Data shown:
_ _ _
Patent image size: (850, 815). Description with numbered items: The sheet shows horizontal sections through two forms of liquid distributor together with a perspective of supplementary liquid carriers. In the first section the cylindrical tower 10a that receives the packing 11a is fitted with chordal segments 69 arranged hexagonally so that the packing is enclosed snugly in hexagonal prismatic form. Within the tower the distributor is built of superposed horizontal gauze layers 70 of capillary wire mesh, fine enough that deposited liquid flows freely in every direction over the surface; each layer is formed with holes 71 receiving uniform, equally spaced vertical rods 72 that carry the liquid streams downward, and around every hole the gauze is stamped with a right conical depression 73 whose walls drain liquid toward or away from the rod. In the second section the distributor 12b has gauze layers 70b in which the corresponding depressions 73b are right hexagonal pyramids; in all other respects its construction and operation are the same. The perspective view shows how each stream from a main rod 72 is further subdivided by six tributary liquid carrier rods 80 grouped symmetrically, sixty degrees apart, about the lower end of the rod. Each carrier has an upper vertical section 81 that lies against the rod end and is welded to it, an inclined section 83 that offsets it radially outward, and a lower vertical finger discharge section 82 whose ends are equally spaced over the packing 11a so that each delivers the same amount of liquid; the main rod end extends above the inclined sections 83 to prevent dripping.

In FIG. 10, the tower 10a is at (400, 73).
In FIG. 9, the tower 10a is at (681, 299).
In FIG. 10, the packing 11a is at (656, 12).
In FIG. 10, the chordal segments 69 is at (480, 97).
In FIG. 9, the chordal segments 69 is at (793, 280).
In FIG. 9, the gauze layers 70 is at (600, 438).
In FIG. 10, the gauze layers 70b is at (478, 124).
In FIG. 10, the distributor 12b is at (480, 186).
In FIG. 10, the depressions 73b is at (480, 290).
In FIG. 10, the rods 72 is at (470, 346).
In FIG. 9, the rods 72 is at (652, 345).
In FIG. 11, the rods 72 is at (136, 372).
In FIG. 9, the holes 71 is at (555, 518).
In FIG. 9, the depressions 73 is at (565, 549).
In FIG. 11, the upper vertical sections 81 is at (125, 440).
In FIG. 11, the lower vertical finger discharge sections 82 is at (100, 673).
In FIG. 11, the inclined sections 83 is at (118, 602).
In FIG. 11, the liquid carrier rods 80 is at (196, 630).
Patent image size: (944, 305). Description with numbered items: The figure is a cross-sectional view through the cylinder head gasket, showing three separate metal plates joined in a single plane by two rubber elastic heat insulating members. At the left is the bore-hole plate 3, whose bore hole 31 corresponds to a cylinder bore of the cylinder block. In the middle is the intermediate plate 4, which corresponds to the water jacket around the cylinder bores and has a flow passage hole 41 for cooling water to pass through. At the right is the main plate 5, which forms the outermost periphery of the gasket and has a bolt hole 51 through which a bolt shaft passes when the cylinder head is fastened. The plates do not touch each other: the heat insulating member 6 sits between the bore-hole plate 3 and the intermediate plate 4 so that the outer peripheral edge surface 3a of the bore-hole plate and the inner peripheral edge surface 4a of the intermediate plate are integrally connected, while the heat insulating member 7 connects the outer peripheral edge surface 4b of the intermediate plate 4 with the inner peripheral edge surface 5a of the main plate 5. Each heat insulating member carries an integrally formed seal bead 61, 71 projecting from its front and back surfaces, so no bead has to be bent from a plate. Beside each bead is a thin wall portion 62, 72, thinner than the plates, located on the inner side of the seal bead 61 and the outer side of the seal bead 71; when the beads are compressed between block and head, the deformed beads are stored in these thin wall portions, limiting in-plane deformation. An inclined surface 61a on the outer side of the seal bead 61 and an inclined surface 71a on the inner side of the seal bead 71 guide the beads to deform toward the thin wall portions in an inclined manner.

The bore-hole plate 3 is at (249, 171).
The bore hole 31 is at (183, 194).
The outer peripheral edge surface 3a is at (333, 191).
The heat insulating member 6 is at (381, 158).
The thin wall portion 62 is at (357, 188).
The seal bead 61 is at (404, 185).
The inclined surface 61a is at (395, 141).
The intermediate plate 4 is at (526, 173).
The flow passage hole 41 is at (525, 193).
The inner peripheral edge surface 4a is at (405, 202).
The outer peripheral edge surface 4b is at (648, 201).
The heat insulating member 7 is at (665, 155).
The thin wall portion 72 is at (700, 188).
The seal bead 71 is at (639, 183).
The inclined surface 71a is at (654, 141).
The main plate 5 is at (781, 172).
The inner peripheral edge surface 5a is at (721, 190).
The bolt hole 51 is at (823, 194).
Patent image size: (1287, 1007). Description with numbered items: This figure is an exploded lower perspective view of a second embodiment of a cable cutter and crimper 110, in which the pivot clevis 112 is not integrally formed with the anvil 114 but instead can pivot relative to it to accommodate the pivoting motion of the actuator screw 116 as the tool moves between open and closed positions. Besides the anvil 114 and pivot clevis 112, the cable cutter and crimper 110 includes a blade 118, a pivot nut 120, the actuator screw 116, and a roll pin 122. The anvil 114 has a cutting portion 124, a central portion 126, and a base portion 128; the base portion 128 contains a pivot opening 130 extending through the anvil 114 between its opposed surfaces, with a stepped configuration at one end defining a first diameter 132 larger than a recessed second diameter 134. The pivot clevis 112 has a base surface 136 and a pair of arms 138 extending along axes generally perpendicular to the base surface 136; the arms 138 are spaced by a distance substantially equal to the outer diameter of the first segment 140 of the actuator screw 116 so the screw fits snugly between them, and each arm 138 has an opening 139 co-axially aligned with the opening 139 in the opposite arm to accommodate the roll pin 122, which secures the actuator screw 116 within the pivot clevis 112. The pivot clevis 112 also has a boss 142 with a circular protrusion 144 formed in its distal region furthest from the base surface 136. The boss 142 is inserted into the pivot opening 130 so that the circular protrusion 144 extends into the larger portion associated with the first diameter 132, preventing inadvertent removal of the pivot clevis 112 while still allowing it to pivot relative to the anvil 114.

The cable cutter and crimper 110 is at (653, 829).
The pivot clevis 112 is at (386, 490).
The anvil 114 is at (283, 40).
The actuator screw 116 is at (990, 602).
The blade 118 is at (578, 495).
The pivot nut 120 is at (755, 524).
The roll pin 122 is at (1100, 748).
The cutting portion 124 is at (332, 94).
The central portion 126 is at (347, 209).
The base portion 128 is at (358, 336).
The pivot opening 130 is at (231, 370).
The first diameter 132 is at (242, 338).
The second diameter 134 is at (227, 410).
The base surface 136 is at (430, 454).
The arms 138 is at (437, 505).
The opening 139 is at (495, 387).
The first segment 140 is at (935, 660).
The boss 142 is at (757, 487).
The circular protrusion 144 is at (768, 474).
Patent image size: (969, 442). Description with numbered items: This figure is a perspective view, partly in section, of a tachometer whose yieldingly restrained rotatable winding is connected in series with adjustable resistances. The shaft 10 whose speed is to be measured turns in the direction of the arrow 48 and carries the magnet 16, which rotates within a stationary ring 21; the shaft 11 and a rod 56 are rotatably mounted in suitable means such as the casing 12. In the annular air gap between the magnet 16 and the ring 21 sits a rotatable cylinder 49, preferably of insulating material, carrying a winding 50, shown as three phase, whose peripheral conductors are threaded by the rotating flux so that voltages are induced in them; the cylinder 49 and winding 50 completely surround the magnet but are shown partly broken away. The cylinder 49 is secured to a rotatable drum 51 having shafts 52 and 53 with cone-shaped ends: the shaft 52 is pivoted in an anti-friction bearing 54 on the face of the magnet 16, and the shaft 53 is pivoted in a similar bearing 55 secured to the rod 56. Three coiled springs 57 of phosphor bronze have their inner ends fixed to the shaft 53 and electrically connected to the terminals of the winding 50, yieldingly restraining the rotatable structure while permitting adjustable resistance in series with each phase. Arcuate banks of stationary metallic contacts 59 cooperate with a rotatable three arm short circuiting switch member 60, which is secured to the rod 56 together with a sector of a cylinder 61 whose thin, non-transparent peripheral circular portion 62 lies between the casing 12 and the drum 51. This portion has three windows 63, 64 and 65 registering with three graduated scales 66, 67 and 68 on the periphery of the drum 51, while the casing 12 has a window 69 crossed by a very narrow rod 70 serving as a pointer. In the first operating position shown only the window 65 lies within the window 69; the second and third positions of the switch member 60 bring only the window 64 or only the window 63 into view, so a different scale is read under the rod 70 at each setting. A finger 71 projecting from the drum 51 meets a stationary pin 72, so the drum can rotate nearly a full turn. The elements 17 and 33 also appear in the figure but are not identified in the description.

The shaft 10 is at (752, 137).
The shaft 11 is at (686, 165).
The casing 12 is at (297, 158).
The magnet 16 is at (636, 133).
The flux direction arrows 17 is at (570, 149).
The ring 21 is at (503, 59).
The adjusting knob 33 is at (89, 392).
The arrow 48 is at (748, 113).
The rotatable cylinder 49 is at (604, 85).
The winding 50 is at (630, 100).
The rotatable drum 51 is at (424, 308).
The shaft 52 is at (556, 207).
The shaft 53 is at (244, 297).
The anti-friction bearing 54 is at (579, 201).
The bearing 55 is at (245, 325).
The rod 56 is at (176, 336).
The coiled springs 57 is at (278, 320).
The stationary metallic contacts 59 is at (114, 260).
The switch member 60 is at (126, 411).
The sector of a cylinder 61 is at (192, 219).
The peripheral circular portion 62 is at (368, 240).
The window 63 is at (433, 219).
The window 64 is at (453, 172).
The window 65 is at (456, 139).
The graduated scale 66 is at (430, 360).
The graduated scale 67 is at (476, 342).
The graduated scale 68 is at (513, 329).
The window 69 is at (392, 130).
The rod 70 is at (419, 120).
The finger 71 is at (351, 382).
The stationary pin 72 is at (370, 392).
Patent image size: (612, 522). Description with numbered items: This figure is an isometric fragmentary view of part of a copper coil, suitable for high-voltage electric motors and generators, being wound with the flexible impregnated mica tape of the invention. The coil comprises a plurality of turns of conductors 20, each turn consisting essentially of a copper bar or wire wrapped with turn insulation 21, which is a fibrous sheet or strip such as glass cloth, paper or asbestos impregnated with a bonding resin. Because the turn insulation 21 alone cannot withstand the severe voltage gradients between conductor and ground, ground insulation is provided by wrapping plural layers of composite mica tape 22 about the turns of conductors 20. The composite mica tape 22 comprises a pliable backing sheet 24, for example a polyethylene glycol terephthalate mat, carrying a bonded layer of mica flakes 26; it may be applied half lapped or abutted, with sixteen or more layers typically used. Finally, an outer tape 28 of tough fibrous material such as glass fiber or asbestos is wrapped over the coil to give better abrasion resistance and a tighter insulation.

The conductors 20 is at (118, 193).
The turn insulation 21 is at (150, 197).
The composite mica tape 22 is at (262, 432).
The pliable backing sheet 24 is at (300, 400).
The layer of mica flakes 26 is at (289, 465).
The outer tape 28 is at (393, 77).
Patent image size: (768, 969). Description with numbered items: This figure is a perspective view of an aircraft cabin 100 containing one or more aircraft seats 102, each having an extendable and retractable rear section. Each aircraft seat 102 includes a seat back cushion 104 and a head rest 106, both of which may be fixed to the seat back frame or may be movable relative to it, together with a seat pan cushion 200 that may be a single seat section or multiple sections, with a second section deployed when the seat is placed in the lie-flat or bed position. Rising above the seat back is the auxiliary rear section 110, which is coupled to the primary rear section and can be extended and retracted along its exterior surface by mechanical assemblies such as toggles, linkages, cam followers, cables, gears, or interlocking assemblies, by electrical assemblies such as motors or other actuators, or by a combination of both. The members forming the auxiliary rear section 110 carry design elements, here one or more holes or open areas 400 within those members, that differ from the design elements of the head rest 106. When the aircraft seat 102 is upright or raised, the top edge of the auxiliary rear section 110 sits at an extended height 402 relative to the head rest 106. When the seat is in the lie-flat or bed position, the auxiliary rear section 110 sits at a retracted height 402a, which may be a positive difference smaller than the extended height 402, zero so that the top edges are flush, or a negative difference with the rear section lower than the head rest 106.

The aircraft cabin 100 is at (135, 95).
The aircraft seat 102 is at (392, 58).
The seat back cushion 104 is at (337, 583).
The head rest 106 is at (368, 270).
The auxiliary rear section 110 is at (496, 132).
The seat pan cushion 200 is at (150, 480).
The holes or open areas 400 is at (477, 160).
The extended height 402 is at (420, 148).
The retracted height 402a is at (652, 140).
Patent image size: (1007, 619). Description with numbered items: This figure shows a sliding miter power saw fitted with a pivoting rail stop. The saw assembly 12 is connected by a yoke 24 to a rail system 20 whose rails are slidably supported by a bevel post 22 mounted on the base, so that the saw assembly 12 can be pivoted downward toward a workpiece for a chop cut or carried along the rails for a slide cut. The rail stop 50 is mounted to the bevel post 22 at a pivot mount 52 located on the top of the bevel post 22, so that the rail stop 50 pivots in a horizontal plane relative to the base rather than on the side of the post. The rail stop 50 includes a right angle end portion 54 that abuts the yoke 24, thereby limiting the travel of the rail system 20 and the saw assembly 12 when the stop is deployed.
_ _ _
Stated goal:
Please repeat the records word for word, starting at the line that contains "Patent image size: (612, 522)." and ending at the line that contains "The outer tape 28 is at (393, 77).".

Answer:
Patent image size: (612, 522). Description with numbered items: This figure is an isometric fragmentary view of part of a copper coil, suitable for high-voltage electric motors and generators, being wound with the flexible impregnated mica tape of the invention. The coil comprises a plurality of turns of conductors 20, each turn consisting essentially of a copper bar or wire wrapped with turn insulation 21, which is a fibrous sheet or strip such as glass cloth, paper or asbestos impregnated with a bonding resin. Because the turn insulation 21 alone cannot withstand the severe voltage gradients between conductor and ground, ground insulation is provided by wrapping plural layers of composite mica tape 22 about the turns of conductors 20. The composite mica tape 22 comprises a pliable backing sheet 24, for example a polyethylene glycol terephthalate mat, carrying a bonded layer of mica flakes 26; it may be applied half lapped or abutted, with sixteen or more layers typically used. Finally, an outer tape 28 of tough fibrous material such as glass fiber or asbestos is wrapped over the coil to give better abrasion resistance and a tighter insulation.

The conductors 20 is at (118, 193).
The turn insulation 21 is at (150, 197).
The composite mica tape 22 is at (262, 432).
The pliable backing sheet 24 is at (300, 400).
The layer of mica flakes 26 is at (289, 465).
The outer tape 28 is at (393, 77).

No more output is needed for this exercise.